## Description of the task
Extract every line of the items below that contains the string "highlight", matching case exactly.

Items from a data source
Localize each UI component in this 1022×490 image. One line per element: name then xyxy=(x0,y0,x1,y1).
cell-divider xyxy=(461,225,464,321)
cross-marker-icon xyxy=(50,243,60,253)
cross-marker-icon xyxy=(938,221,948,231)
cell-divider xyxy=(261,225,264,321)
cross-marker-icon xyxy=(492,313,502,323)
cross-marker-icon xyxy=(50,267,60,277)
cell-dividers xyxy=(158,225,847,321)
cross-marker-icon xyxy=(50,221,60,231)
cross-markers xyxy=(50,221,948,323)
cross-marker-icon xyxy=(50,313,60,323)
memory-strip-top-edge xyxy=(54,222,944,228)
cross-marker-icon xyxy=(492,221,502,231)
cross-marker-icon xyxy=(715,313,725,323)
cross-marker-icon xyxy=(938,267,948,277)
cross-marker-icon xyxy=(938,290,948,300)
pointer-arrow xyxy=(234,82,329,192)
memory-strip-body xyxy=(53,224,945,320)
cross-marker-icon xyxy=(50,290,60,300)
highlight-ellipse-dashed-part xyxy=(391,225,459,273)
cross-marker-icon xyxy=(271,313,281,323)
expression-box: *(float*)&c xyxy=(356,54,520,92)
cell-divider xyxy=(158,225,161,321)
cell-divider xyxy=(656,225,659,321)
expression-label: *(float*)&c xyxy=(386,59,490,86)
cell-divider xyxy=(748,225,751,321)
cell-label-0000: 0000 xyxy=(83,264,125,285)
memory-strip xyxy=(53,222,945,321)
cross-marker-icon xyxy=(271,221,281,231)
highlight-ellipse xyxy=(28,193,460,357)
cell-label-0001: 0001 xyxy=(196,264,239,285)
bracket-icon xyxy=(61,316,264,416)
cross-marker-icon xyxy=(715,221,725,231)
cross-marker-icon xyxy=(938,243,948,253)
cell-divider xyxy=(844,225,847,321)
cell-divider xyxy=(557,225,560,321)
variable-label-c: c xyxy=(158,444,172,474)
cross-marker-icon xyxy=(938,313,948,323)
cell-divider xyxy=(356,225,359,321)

## Problem solution
highlight-ellipse-dashed-part xyxy=(391,225,459,273)
highlight-ellipse xyxy=(28,193,460,357)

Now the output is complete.